- [WHAT THE EXERCISE ASKS]
Filter the entries that follow, copying every line in which the word "JSON" appears.
%%
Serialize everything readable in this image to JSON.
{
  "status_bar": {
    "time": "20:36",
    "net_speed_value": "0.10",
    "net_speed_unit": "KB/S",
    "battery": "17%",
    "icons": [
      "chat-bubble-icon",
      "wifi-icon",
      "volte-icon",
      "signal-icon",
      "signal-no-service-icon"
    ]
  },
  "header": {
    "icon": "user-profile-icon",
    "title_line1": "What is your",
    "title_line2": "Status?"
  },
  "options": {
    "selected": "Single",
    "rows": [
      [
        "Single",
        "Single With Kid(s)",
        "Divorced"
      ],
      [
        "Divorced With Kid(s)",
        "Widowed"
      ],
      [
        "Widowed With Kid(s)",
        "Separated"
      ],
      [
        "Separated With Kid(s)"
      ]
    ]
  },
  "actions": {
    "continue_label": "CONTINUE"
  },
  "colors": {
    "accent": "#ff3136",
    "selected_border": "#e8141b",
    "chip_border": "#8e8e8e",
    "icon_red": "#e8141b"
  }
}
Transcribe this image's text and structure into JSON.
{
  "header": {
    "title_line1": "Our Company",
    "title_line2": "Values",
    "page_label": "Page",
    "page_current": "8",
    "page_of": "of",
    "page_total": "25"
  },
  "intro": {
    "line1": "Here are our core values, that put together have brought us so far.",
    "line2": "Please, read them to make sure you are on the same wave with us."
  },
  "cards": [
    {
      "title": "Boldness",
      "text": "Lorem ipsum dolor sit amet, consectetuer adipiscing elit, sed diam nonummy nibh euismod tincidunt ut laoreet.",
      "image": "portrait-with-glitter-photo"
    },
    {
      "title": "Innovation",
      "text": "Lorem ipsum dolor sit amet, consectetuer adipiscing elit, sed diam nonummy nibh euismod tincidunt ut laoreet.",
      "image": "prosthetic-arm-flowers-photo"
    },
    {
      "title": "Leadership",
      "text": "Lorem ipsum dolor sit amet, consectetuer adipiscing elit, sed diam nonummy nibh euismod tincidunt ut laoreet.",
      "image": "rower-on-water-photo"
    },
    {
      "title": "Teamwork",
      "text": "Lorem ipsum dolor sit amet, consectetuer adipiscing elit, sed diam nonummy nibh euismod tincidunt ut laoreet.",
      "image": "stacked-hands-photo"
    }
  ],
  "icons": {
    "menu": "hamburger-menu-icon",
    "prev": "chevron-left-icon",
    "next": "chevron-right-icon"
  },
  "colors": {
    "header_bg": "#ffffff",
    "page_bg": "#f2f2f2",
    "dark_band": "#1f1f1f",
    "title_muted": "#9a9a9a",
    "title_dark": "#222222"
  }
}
%%
- [ANSWER TO THIS PROBLEM]
Serialize everything readable in this image to JSON.
Transcribe this image's text and structure into JSON.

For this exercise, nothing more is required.